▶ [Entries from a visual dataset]
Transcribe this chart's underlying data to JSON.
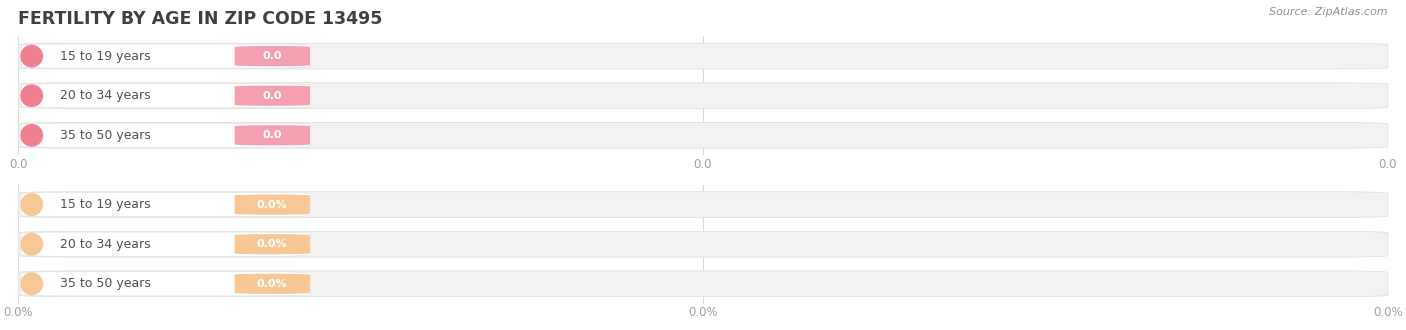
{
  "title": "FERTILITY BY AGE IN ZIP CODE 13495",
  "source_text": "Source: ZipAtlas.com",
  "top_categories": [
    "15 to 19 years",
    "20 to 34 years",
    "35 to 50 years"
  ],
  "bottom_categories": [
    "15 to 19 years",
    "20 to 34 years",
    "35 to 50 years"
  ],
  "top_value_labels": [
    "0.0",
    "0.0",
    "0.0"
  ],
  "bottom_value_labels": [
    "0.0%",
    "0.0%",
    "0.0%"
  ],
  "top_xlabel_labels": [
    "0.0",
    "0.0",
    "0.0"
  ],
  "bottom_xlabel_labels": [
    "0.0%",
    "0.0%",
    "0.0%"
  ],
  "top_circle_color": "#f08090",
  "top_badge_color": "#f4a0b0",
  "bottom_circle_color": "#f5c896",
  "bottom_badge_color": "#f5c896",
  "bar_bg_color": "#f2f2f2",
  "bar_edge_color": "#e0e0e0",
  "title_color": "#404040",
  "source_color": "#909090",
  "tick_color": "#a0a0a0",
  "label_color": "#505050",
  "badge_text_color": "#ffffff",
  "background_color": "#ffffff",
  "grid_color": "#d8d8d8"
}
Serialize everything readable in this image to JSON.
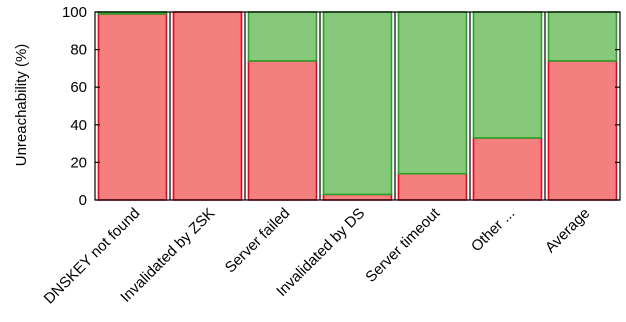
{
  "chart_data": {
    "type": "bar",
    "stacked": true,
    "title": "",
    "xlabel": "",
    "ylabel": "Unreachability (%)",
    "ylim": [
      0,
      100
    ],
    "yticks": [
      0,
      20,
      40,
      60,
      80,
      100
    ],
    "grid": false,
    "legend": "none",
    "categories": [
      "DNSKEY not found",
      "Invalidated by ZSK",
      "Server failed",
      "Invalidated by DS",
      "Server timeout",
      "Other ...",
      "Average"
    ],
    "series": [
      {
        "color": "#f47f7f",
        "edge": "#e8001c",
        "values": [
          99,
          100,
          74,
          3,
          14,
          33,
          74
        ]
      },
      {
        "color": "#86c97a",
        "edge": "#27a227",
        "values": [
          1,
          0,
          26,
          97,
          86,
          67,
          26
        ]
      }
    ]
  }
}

▶ [Written request]
Reproduce the entries exactly. Do not carry over any picture.

▶ [Exercise answer]
Transcribe this chart's underlying data to JSON.
{
  "title": "FERTILITY BY AGE IN ZIP CODE 13495",
  "source_text": "Source: ZipAtlas.com",
  "top_categories": [
    "15 to 19 years",
    "20 to 34 years",
    "35 to 50 years"
  ],
  "bottom_categories": [
    "15 to 19 years",
    "20 to 34 years",
    "35 to 50 years"
  ],
  "top_value_labels": [
    "0.0",
    "0.0",
    "0.0"
  ],
  "bottom_value_labels": [
    "0.0%",
    "0.0%",
    "0.0%"
  ],
  "top_xlabel_labels": [
    "0.0",
    "0.0",
    "0.0"
  ],
  "bottom_xlabel_labels": [
    "0.0%",
    "0.0%",
    "0.0%"
  ],
  "top_circle_color": "#f08090",
  "top_badge_color": "#f4a0b0",
  "bottom_circle_color": "#f5c896",
  "bottom_badge_color": "#f5c896",
  "bar_bg_color": "#f2f2f2",
  "bar_edge_color": "#e0e0e0",
  "title_color": "#404040",
  "source_color": "#909090",
  "tick_color": "#a0a0a0",
  "label_color": "#505050",
  "badge_text_color": "#ffffff",
  "background_color": "#ffffff",
  "grid_color": "#d8d8d8"
}
Serialize everything readable in this image to JSON.
{
  "chart_data": {
    "type": "bar",
    "stacked": true,
    "title": "",
    "xlabel": "",
    "ylabel": "Unreachability (%)",
    "ylim": [
      0,
      100
    ],
    "yticks": [
      0,
      20,
      40,
      60,
      80,
      100
    ],
    "grid": false,
    "legend": "none",
    "categories": [
      "DNSKEY not found",
      "Invalidated by ZSK",
      "Server failed",
      "Invalidated by DS",
      "Server timeout",
      "Other ...",
      "Average"
    ],
    "series": [
      {
        "color": "#f47f7f",
        "edge": "#e8001c",
        "values": [
          99,
          100,
          74,
          3,
          14,
          33,
          74
        ]
      },
      {
        "color": "#86c97a",
        "edge": "#27a227",
        "values": [
          1,
          0,
          26,
          97,
          86,
          67,
          26
        ]
      }
    ]
  }
}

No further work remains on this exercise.